TEXT —
_ _ _ _ _ _ _

Hi to Kitty, Sam, Wolla, Anne, Tracey, Debs & everyone else .

Bought some maternity clothes in mothercare today - there is a sale on at the moment with maternity clothes at buy 1 get 1 half price! I think I'll be wearing them pretty soon too as most of my normal clothes are too tight, though there isn't really an obvious bump yet. 

Sarah
xx


----------



## nismat

Hi all, I know that I'm not on this thread yet ( ), but hope to be very soon! Anyway, I've got a question for you about flying in early pregnancy? Are there any indications against it, or do you think it's mainly down to how you feel about it? The reason I'm asking is that we are thinking of trying to get a couple of weeks in the sun (Greece or Portugal) in early July, before the school holidays start, and if we go then, it will be only a week or so after I've found out that I'm pregnant from the IVF. 

Thoughts please! 
Tamsin


----------



## wolla

Sam - good luck for July  

Nat - glad you've had no more spotting.  Wow - you've got m/w appt so soon - well done.  Are you having an early scan?

Marie - mine always starts kicking as soon as I get into bed - I think I wake him up as I tending to have a coughing fit every night  after cleaning my teeth now  - it's lovely though cos I can just lie in bed feeling him wriggling about.

Lizi - thanks for the link.

Viv - sounds very tiring - has Jason taken time off work to help out?  Bigs hugs for Daniel xx

Sarah - oo, must go and check out mothercare's sale at lunchtime.  There were some lovely trousers in there that I saw a few weeks ago, but quite pricey - might treat myself.

_ _ _ _ _ _ _

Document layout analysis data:
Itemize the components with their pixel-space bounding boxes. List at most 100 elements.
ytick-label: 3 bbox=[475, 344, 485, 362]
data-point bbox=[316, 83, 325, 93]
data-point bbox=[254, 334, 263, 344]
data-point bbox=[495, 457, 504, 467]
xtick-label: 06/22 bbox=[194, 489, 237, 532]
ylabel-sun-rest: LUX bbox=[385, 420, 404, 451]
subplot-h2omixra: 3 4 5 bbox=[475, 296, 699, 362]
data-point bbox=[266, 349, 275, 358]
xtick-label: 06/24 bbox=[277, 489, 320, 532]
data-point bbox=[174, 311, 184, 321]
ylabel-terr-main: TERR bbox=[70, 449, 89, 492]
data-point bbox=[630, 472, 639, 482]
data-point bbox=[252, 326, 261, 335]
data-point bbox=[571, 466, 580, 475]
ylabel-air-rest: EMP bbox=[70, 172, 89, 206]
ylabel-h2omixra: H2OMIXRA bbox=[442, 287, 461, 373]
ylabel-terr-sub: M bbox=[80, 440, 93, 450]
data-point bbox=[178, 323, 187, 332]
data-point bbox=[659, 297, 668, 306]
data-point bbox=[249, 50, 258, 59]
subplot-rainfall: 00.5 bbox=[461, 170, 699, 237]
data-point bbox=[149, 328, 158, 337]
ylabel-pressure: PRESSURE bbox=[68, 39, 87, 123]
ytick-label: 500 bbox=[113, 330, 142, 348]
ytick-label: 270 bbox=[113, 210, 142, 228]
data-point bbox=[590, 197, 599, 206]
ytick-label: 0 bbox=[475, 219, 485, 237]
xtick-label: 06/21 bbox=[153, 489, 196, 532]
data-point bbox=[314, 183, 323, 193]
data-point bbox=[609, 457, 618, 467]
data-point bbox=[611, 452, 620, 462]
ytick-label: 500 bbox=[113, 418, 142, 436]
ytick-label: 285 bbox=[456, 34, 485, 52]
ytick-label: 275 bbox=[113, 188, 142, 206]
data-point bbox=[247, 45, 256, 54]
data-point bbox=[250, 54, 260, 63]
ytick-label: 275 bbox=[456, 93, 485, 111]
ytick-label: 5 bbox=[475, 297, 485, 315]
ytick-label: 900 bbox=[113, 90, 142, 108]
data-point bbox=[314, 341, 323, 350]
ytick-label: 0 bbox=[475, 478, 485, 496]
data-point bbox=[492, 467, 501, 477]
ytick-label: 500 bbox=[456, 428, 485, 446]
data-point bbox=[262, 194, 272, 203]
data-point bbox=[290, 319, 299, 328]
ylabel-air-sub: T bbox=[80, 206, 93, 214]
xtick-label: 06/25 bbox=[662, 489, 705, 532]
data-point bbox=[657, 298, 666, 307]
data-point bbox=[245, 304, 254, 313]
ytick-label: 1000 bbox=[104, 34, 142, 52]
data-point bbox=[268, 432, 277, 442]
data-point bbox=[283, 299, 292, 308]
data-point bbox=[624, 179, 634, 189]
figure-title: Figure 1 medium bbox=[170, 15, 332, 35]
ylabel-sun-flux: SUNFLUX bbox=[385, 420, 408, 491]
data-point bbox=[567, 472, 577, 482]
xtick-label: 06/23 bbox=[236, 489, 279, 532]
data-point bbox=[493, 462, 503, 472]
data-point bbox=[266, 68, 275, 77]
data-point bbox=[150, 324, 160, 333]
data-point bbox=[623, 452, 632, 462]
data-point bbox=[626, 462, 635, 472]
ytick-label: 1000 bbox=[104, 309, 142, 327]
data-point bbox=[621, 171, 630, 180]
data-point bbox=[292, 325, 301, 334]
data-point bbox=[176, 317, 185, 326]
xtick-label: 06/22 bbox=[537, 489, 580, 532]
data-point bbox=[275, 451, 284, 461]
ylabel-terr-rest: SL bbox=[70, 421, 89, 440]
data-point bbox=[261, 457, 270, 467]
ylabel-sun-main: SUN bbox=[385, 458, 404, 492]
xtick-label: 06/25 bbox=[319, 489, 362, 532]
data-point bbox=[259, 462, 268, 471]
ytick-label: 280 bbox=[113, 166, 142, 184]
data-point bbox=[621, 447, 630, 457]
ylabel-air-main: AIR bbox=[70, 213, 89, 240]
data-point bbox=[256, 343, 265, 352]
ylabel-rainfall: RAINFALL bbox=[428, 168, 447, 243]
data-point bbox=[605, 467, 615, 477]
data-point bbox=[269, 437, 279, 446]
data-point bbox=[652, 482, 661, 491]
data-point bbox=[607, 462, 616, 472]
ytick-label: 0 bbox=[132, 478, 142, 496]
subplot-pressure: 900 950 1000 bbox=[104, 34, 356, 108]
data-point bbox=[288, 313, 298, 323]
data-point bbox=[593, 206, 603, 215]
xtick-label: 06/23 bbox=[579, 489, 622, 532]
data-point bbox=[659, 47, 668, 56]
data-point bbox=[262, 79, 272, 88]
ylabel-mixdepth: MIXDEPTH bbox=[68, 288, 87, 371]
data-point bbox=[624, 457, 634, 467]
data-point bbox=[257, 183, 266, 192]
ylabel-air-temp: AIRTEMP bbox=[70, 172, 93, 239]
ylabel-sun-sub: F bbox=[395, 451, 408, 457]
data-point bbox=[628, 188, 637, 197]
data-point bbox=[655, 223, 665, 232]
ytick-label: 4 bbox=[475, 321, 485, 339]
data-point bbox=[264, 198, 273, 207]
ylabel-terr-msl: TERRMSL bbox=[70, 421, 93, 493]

_ _ _ _ _ _ _

EXERCISE SET —
**A)** Decide whether each statement agrees with the forum thread above. For each, answer yes or no and quote the exact words from the thread that decide it.
(i) The mothercare sale offers maternity clothes at buy 1 get 1 half price.
(ii) Tamsin is considering a holiday in late August.
(iii) Sarah reports already having an obvious bump.
**B)** Which two countries does the forum thread name as possible destinations for the trip in the sun?
**C)** Rewrite the paragraph of the forum thread beginning "Hi all, I know that I'm not on this thread yet" as a brief list that keeps its main facts.

YOUR RESPONSES —
**A)**
(i) Yes: "there is a sale on at the moment with maternity clothes at buy 1 get 1 half price!"
(ii) No: "in early July, before the school holidays start"
(iii) No: "though there isn't really an obvious bump yet"

**B)** Greece or Portugal.

**C)**
- The writer is not yet on the thread but hopes to be very soon.
- The writer asks whether there are any indications against flying in early pregnancy, or whether it depends mainly on how one feels about it.
- The writer is thinking of spending a couple of weeks in the sun, in Greece or Portugal, in early July, before the school holidays start.
- That trip would come only a week or so after finding out about a pregnancy from IVF.